- [Task instructions]: Repeat, exactly and in full, the lines of the listing below, but without any pictures.

- [Excerpted data]:
● ● ● ● ● ● ●

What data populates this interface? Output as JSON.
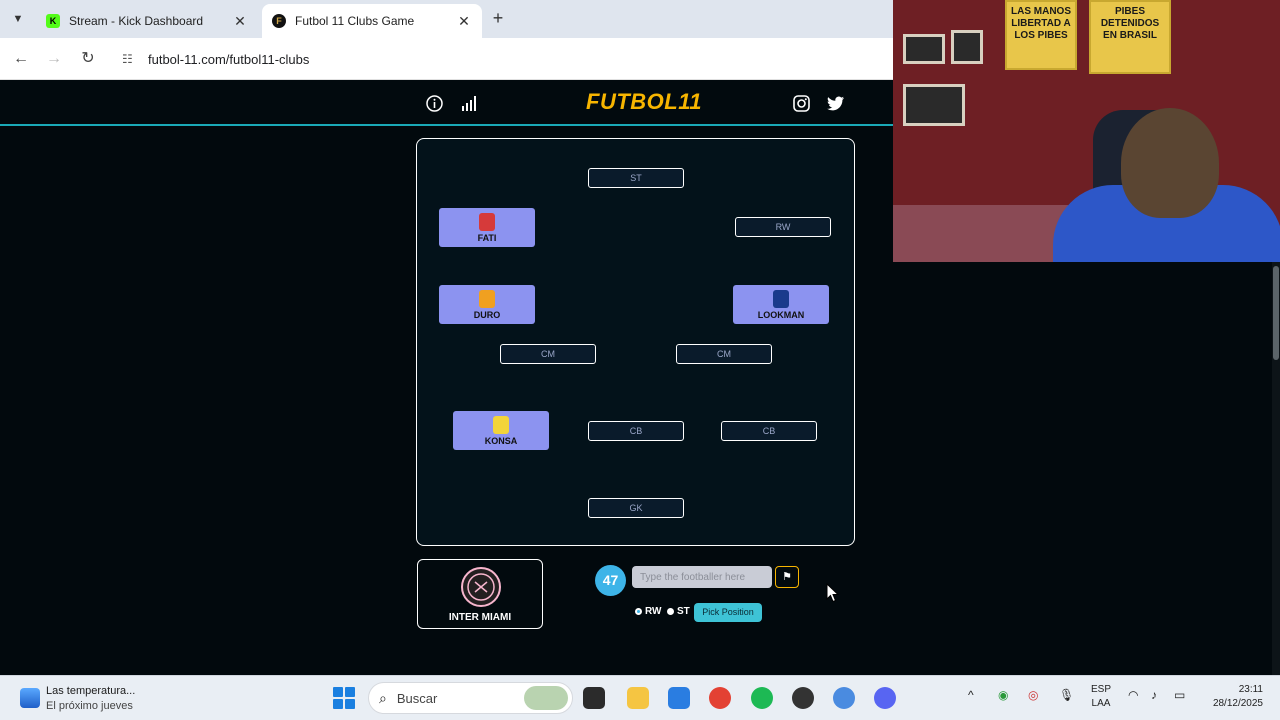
{
  "browser": {
    "tabs": [
      {
        "title": "Stream - Kick Dashboard",
        "favicon": "kick-logo"
      },
      {
        "title": "Futbol 11 Clubs Game",
        "favicon": "futbol11-logo",
        "active": true
      }
    ],
    "url": "futbol-11.com/futbol11-clubs"
  },
  "site": {
    "logo_part1": "FUTBOL",
    "logo_part2": "11",
    "positions": {
      "st": "ST",
      "rw": "RW",
      "cm_left": "CM",
      "cm_right": "CM",
      "cb_center": "CB",
      "cb_right": "CB",
      "gk": "GK"
    },
    "players": [
      {
        "name": "FATI",
        "slot": "LW",
        "crest_color": "#d63a3a"
      },
      {
        "name": "DURO",
        "slot": "LM",
        "crest_color": "#f0a020"
      },
      {
        "name": "LOOKMAN",
        "slot": "RM",
        "crest_color": "#1a3a8c"
      },
      {
        "name": "KONSA",
        "slot": "LB",
        "crest_color": "#f2d43a"
      }
    ],
    "club": {
      "name": "INTER MIAMI",
      "crest_color": "#f7b5cd"
    },
    "score": "47",
    "input_placeholder": "Type the footballer here",
    "radio_options": [
      {
        "label": "RW",
        "selected": true
      },
      {
        "label": "ST",
        "selected": false
      }
    ],
    "pick_button": "Pick Position"
  },
  "webcam": {
    "poster_left": "LAS MANOS LIBERTAD A LOS PIBES",
    "poster_right": "PIBES DETENIDOS EN BRASIL"
  },
  "taskbar": {
    "weather_line1": "Las temperatura...",
    "weather_line2": "El próximo jueves",
    "search_label": "Buscar",
    "lang_line1": "ESP",
    "lang_line2": "LAA",
    "time": "23:11",
    "date": "28/12/2025"
  }
}
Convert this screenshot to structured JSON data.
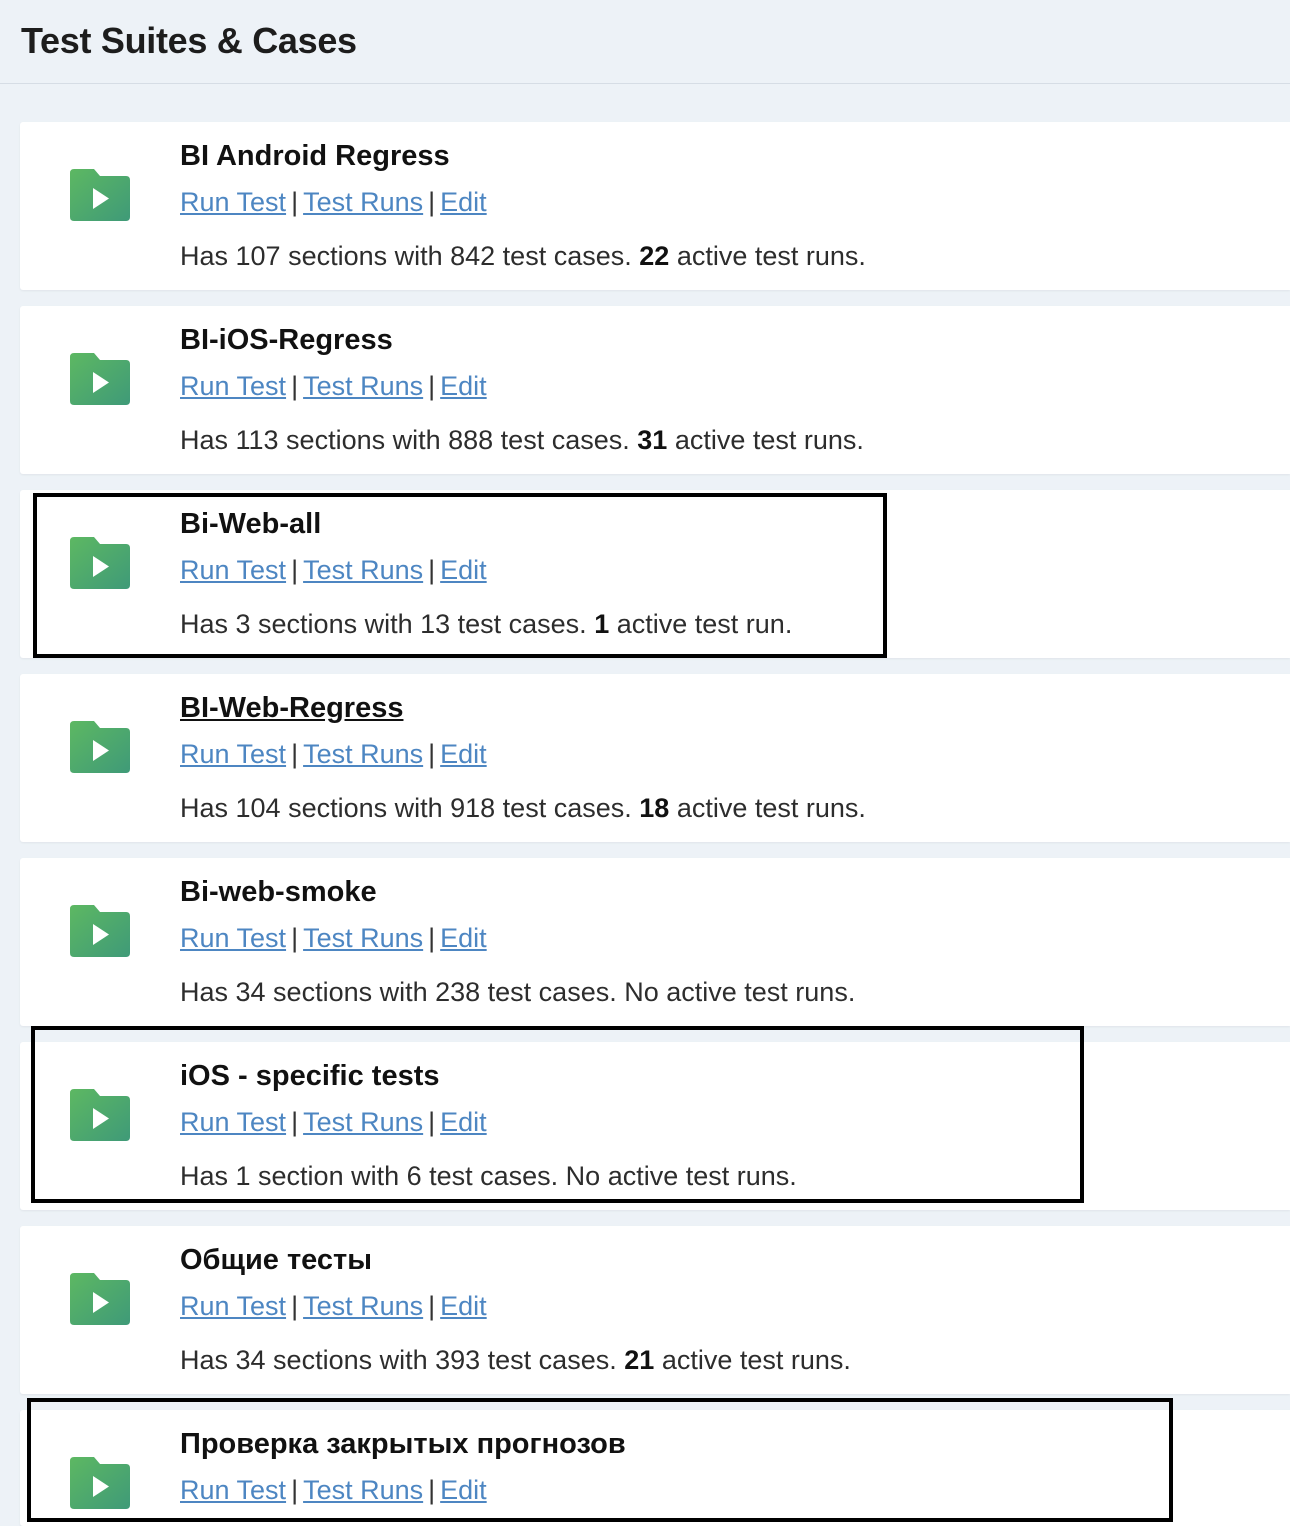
{
  "header": {
    "title": "Test Suites & Cases"
  },
  "links": {
    "run_test": "Run Test",
    "test_runs": "Test Runs",
    "edit": "Edit",
    "separator": "|"
  },
  "suites": [
    {
      "name": "BI Android Regress",
      "desc_prefix": "Has 107 sections with 842 test cases.",
      "active_count": "22",
      "desc_suffix": "active test runs."
    },
    {
      "name": "BI-iOS-Regress",
      "desc_prefix": "Has 113 sections with 888 test cases.",
      "active_count": "31",
      "desc_suffix": "active test runs."
    },
    {
      "name": "Bi-Web-all",
      "desc_prefix": "Has 3 sections with 13 test cases.",
      "active_count": "1",
      "desc_suffix": "active test run."
    },
    {
      "name": "BI-Web-Regress",
      "desc_prefix": "Has 104 sections with 918 test cases.",
      "active_count": "18",
      "desc_suffix": "active test runs."
    },
    {
      "name": "Bi-web-smoke",
      "desc_prefix": "Has 34 sections with 238 test cases. No active test runs.",
      "active_count": "",
      "desc_suffix": ""
    },
    {
      "name": "iOS - specific tests",
      "desc_prefix": "Has 1 section with 6 test cases. No active test runs.",
      "active_count": "",
      "desc_suffix": ""
    },
    {
      "name": "Общие тесты",
      "desc_prefix": "Has 34 sections with 393 test cases.",
      "active_count": "21",
      "desc_suffix": "active test runs."
    },
    {
      "name": "Проверка закрытых прогнозов",
      "desc_prefix": "",
      "active_count": "",
      "desc_suffix": ""
    }
  ],
  "colors": {
    "link": "#4d86c2",
    "folder_top": "#5db862",
    "folder_bottom": "#3f9a78",
    "page_bg": "#edf2f7"
  },
  "icons": {
    "suite_icon": "folder-play-icon"
  }
}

● ● ● ● ● ● ●

- [Correct result]:
What data populates this interface? Output as JSON.
{
  "browser": {
    "tabs": [
      {
        "title": "Stream - Kick Dashboard",
        "favicon": "kick-logo"
      },
      {
        "title": "Futbol 11 Clubs Game",
        "favicon": "futbol11-logo",
        "active": true
      }
    ],
    "url": "futbol-11.com/futbol11-clubs"
  },
  "site": {
    "logo_part1": "FUTBOL",
    "logo_part2": "11",
    "positions": {
      "st": "ST",
      "rw": "RW",
      "cm_left": "CM",
      "cm_right": "CM",
      "cb_center": "CB",
      "cb_right": "CB",
      "gk": "GK"
    },
    "players": [
      {
        "name": "FATI",
        "slot": "LW",
        "crest_color": "#d63a3a"
      },
      {
        "name": "DURO",
        "slot": "LM",
        "crest_color": "#f0a020"
      },
      {
        "name": "LOOKMAN",
        "slot": "RM",
        "crest_color": "#1a3a8c"
      },
      {
        "name": "KONSA",
        "slot": "LB",
        "crest_color": "#f2d43a"
      }
    ],
    "club": {
      "name": "INTER MIAMI",
      "crest_color": "#f7b5cd"
    },
    "score": "47",
    "input_placeholder": "Type the footballer here",
    "radio_options": [
      {
        "label": "RW",
        "selected": true
      },
      {
        "label": "ST",
        "selected": false
      }
    ],
    "pick_button": "Pick Position"
  },
  "webcam": {
    "poster_left": "LAS MANOS LIBERTAD A LOS PIBES",
    "poster_right": "PIBES DETENIDOS EN BRASIL"
  },
  "taskbar": {
    "weather_line1": "Las temperatura...",
    "weather_line2": "El próximo jueves",
    "search_label": "Buscar",
    "lang_line1": "ESP",
    "lang_line2": "LAA",
    "time": "23:11",
    "date": "28/12/2025"
  }
}
Convert this screenshot to structured JSON data.
{
  "header": {
    "title": "Test Suites & Cases"
  },
  "links": {
    "run_test": "Run Test",
    "test_runs": "Test Runs",
    "edit": "Edit",
    "separator": "|"
  },
  "suites": [
    {
      "name": "BI Android Regress",
      "desc_prefix": "Has 107 sections with 842 test cases.",
      "active_count": "22",
      "desc_suffix": "active test runs."
    },
    {
      "name": "BI-iOS-Regress",
      "desc_prefix": "Has 113 sections with 888 test cases.",
      "active_count": "31",
      "desc_suffix": "active test runs."
    },
    {
      "name": "Bi-Web-all",
      "desc_prefix": "Has 3 sections with 13 test cases.",
      "active_count": "1",
      "desc_suffix": "active test run."
    },
    {
      "name": "BI-Web-Regress",
      "desc_prefix": "Has 104 sections with 918 test cases.",
      "active_count": "18",
      "desc_suffix": "active test runs."
    },
    {
      "name": "Bi-web-smoke",
      "desc_prefix": "Has 34 sections with 238 test cases. No active test runs.",
      "active_count": "",
      "desc_suffix": ""
    },
    {
      "name": "iOS - specific tests",
      "desc_prefix": "Has 1 section with 6 test cases. No active test runs.",
      "active_count": "",
      "desc_suffix": ""
    },
    {
      "name": "Общие тесты",
      "desc_prefix": "Has 34 sections with 393 test cases.",
      "active_count": "21",
      "desc_suffix": "active test runs."
    },
    {
      "name": "Проверка закрытых прогнозов",
      "desc_prefix": "",
      "active_count": "",
      "desc_suffix": ""
    }
  ],
  "colors": {
    "link": "#4d86c2",
    "folder_top": "#5db862",
    "folder_bottom": "#3f9a78",
    "page_bg": "#edf2f7"
  },
  "icons": {
    "suite_icon": "folder-play-icon"
  }
}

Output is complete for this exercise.